**ACTION ITEM**: Scan the listing below. Return every line containing the string "development".

(Beginning of STUDY MATERIAL)

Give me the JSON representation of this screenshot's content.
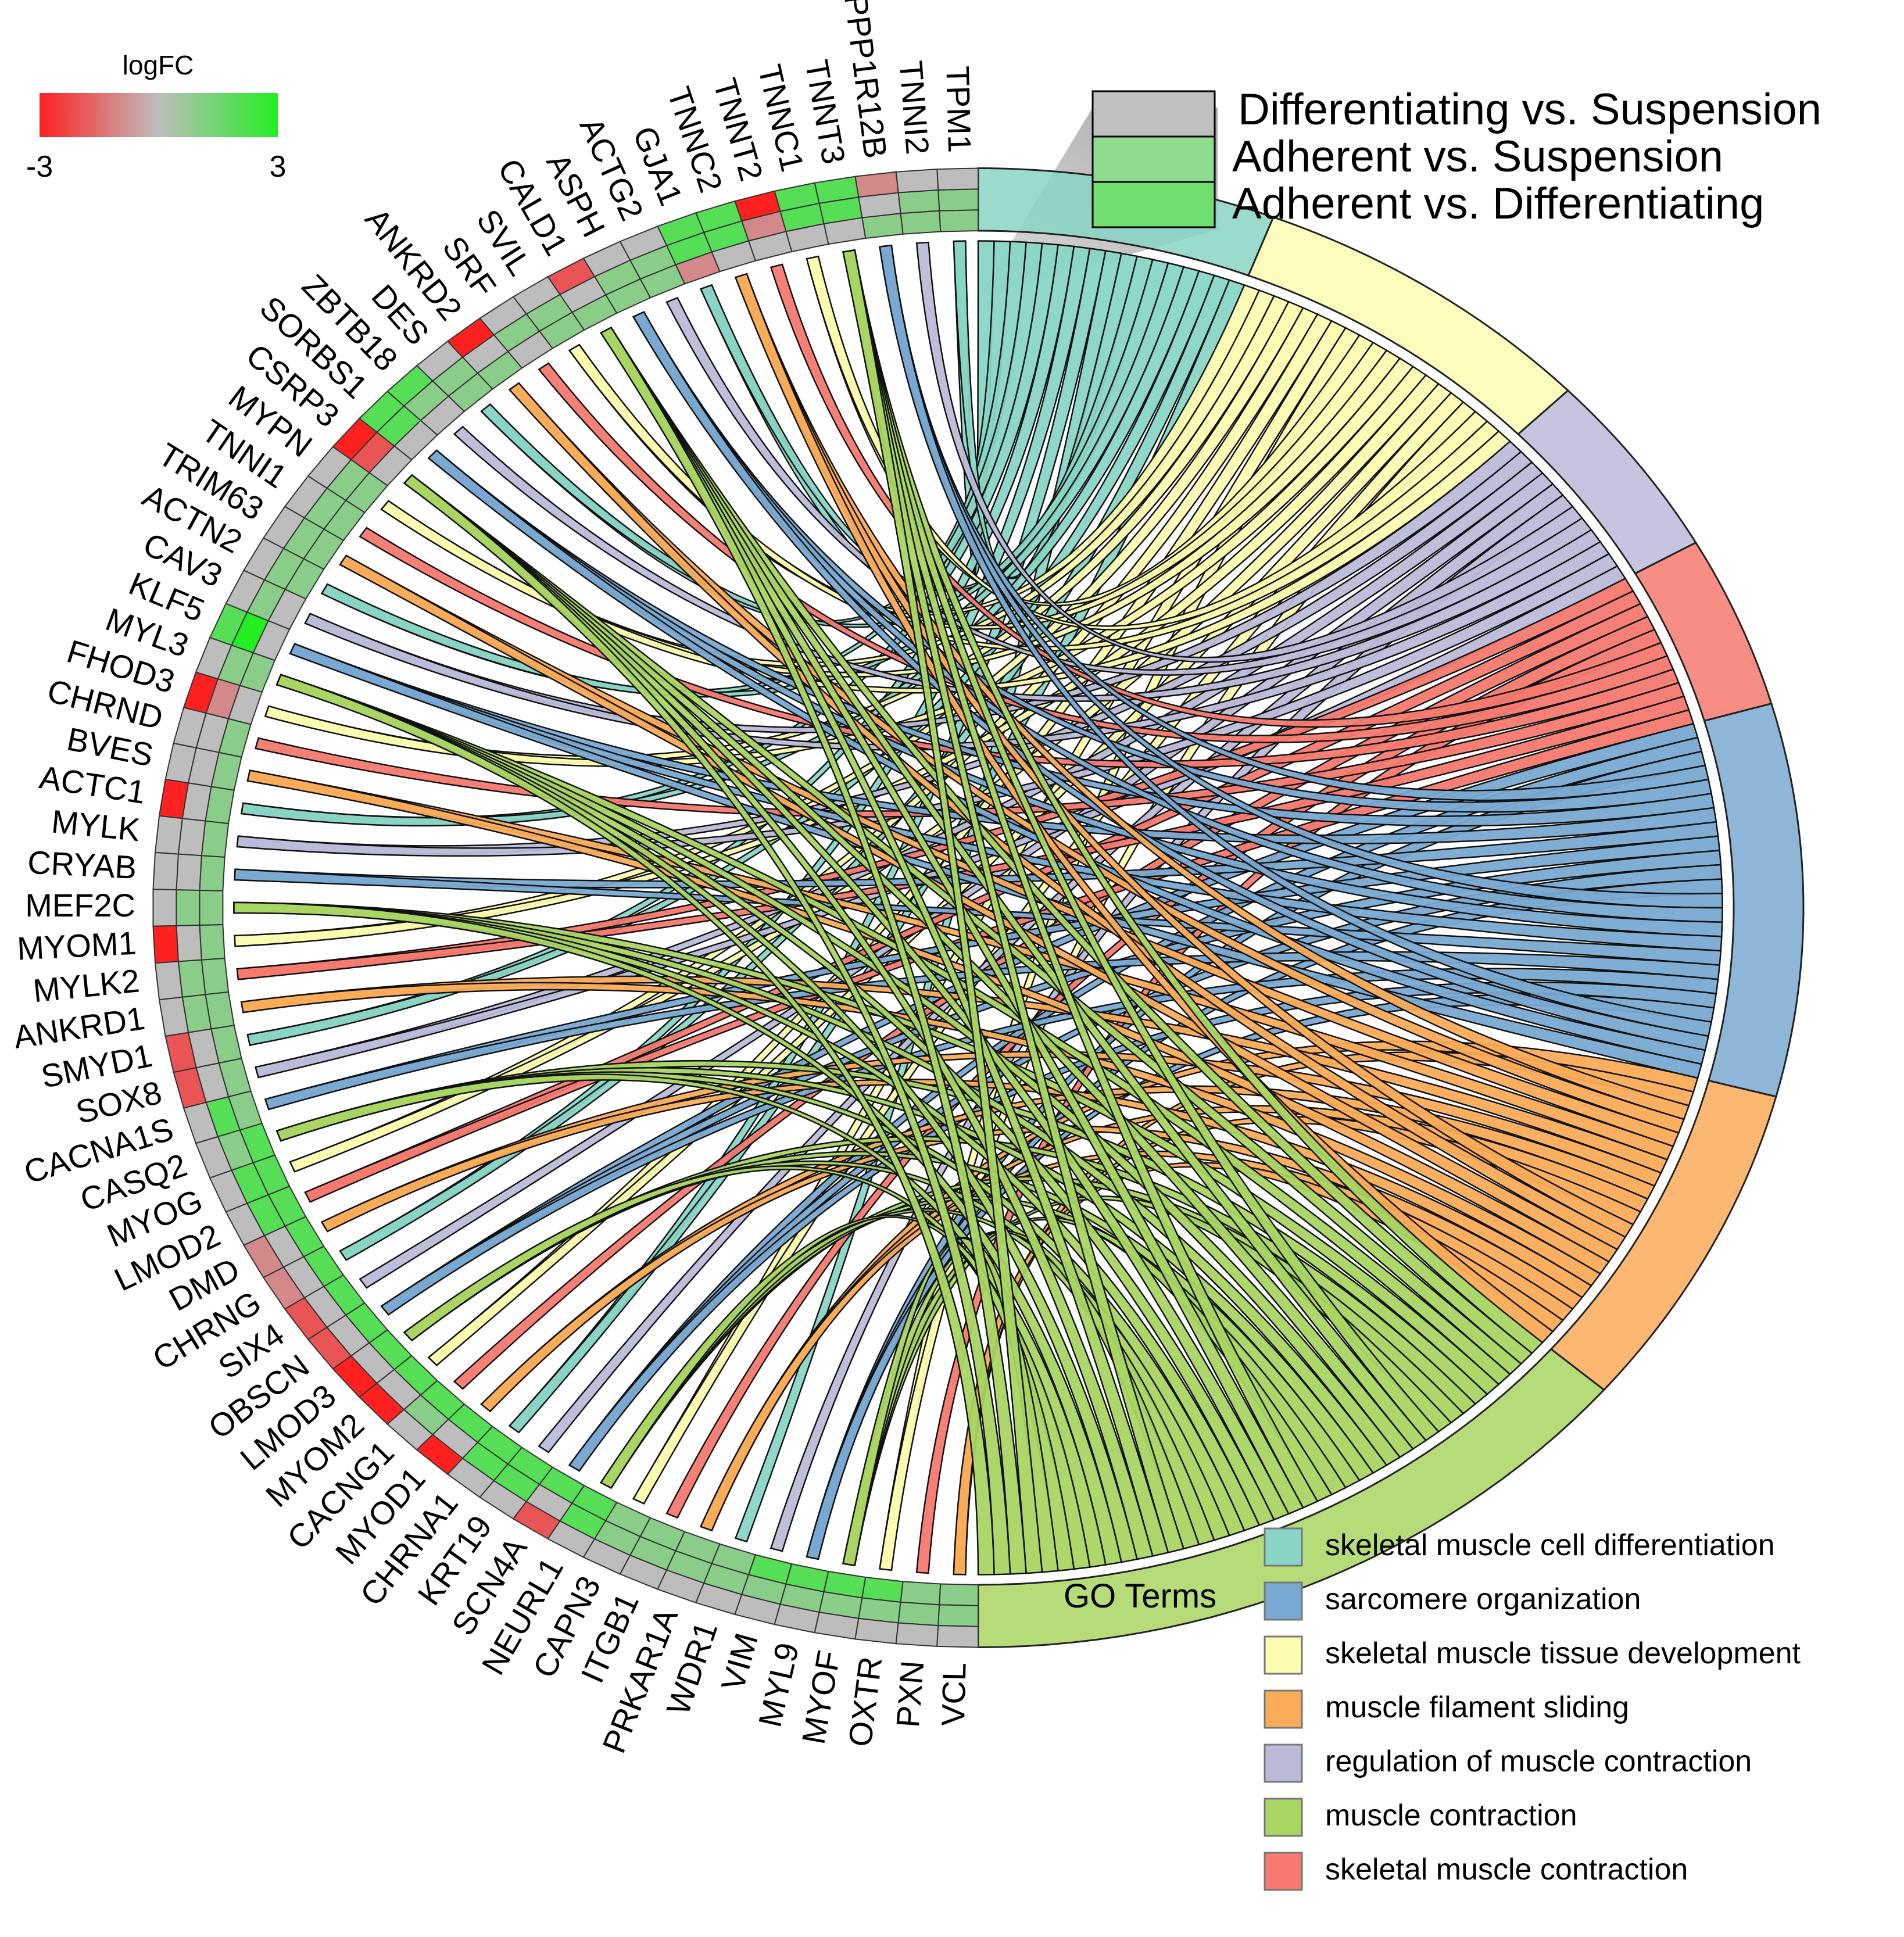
{
  "colorbar": {
    "title": "logFC",
    "min_label": "-3",
    "max_label": "3",
    "min": -3,
    "max": 3,
    "colors": [
      "#ff2020",
      "#bdbdbd",
      "#22ee22"
    ]
  },
  "comparisons": {
    "items": [
      {
        "label": "Differentiating vs. Suspension",
        "color": "#c0c0c0"
      },
      {
        "label": "Adherent vs. Suspension",
        "color": "#8fdc8f"
      },
      {
        "label": "Adherent vs. Differentiating",
        "color": "#6fe06f"
      }
    ]
  },
  "go_legend": {
    "title": "GO Terms",
    "items": [
      {
        "label": "skeletal muscle cell differentiation",
        "color": "#88d5c6"
      },
      {
        "label": "sarcomere organization",
        "color": "#79a9d2"
      },
      {
        "label": "skeletal muscle tissue development",
        "color": "#fcfcb1"
      },
      {
        "label": "muscle filament sliding",
        "color": "#fbac59"
      },
      {
        "label": "regulation of muscle contraction",
        "color": "#bcbad9"
      },
      {
        "label": "muscle contraction",
        "color": "#a9d562"
      },
      {
        "label": "skeletal muscle contraction",
        "color": "#f7796f"
      }
    ]
  },
  "chart_data": {
    "type": "chord",
    "title": "",
    "genes": [
      "TPM1",
      "TNNI2",
      "PPP1R12B",
      "TNNT3",
      "TNNC1",
      "TNNT2",
      "TNNC2",
      "GJA1",
      "ACTG2",
      "ASPH",
      "CALD1",
      "SVIL",
      "SRF",
      "ANKRD2",
      "DES",
      "ZBTB18",
      "SORBS1",
      "CSRP3",
      "MYPN",
      "TNNI1",
      "TRIM63",
      "ACTN2",
      "CAV3",
      "KLF5",
      "MYL3",
      "FHOD3",
      "CHRND",
      "BVES",
      "ACTC1",
      "MYLK",
      "CRYAB",
      "MEF2C",
      "MYOM1",
      "MYLK2",
      "ANKRD1",
      "SMYD1",
      "SOX8",
      "CACNA1S",
      "CASQ2",
      "MYOG",
      "LMOD2",
      "DMD",
      "CHRNG",
      "SIX4",
      "OBSCN",
      "LMOD3",
      "MYOM2",
      "CACNG1",
      "MYOD1",
      "CHRNA1",
      "KRT19",
      "SCN4A",
      "NEURL1",
      "CAPN3",
      "ITGB1",
      "PRKAR1A",
      "WDR1",
      "VIM",
      "MYL9",
      "MYOF",
      "OXTR",
      "PXN",
      "VCL"
    ],
    "logfc": [
      [
        0,
        1,
        1
      ],
      [
        0,
        1,
        1
      ],
      [
        -1,
        0,
        1
      ],
      [
        2,
        2,
        0
      ],
      [
        2,
        2,
        0
      ],
      [
        -3,
        -1,
        0
      ],
      [
        2,
        2,
        0
      ],
      [
        2,
        2,
        -1
      ],
      [
        0,
        1,
        1
      ],
      [
        0,
        1,
        1
      ],
      [
        -2,
        0,
        1
      ],
      [
        0,
        1,
        1
      ],
      [
        0,
        1,
        0
      ],
      [
        -3,
        0,
        1
      ],
      [
        0,
        1,
        1
      ],
      [
        2,
        1,
        0
      ],
      [
        2,
        2,
        0
      ],
      [
        -3,
        -2,
        0
      ],
      [
        0,
        1,
        1
      ],
      [
        0,
        1,
        1
      ],
      [
        0,
        1,
        1
      ],
      [
        0,
        1,
        1
      ],
      [
        0,
        1,
        0
      ],
      [
        2,
        3,
        0
      ],
      [
        0,
        1,
        1
      ],
      [
        -3,
        -1,
        0
      ],
      [
        0,
        0,
        1
      ],
      [
        0,
        0,
        1
      ],
      [
        -3,
        0,
        1
      ],
      [
        0,
        0,
        1
      ],
      [
        0,
        0,
        1
      ],
      [
        0,
        1,
        1
      ],
      [
        -3,
        0,
        1
      ],
      [
        0,
        1,
        1
      ],
      [
        0,
        1,
        1
      ],
      [
        -2,
        0,
        1
      ],
      [
        -2,
        0,
        1
      ],
      [
        0,
        2,
        1
      ],
      [
        0,
        1,
        2
      ],
      [
        0,
        2,
        2
      ],
      [
        0,
        2,
        2
      ],
      [
        -1,
        0,
        2
      ],
      [
        -1,
        0,
        2
      ],
      [
        -2,
        0,
        2
      ],
      [
        -2,
        0,
        2
      ],
      [
        -3,
        0,
        2
      ],
      [
        -3,
        0,
        2
      ],
      [
        0,
        1,
        2
      ],
      [
        -3,
        0,
        2
      ],
      [
        0,
        2,
        2
      ],
      [
        0,
        2,
        2
      ],
      [
        -2,
        0,
        2
      ],
      [
        0,
        2,
        2
      ],
      [
        0,
        1,
        1
      ],
      [
        0,
        1,
        1
      ],
      [
        0,
        1,
        1
      ],
      [
        0,
        1,
        1
      ],
      [
        0,
        1,
        2
      ],
      [
        0,
        1,
        2
      ],
      [
        0,
        1,
        2
      ],
      [
        0,
        1,
        2
      ],
      [
        0,
        1,
        1
      ],
      [
        0,
        1,
        1
      ]
    ],
    "terms": [
      {
        "name": "skeletal muscle cell differentiation",
        "count": 17,
        "color": "#88d5c6"
      },
      {
        "name": "skeletal muscle tissue development",
        "count": 20,
        "color": "#fcfcb1"
      },
      {
        "name": "regulation of muscle contraction",
        "count": 12,
        "color": "#bcbad9"
      },
      {
        "name": "skeletal muscle contraction",
        "count": 11,
        "color": "#f7796f"
      },
      {
        "name": "sarcomere organization",
        "count": 25,
        "color": "#79a9d2"
      },
      {
        "name": "muscle filament sliding",
        "count": 21,
        "color": "#fbac59"
      },
      {
        "name": "muscle contraction",
        "count": 40,
        "color": "#a9d562"
      }
    ]
  }
}
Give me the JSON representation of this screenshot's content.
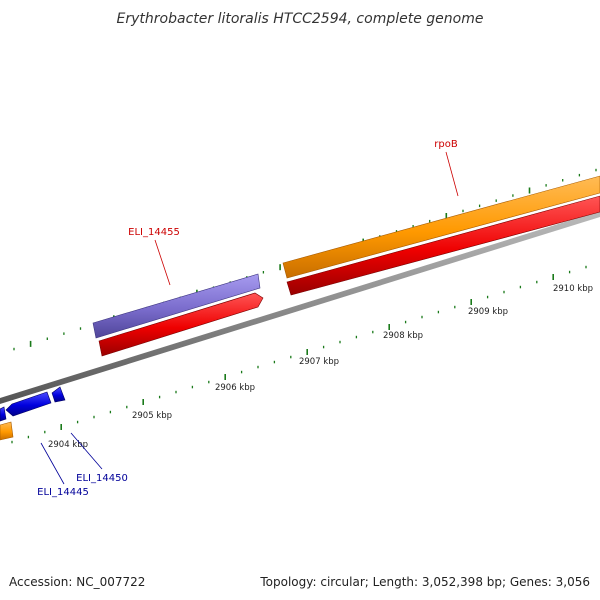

(End of STUDY MATERIAL)

**SOLUTION**:
        "label": "skeletal muscle tissue development",
        "name": "skeletal muscle tissue development",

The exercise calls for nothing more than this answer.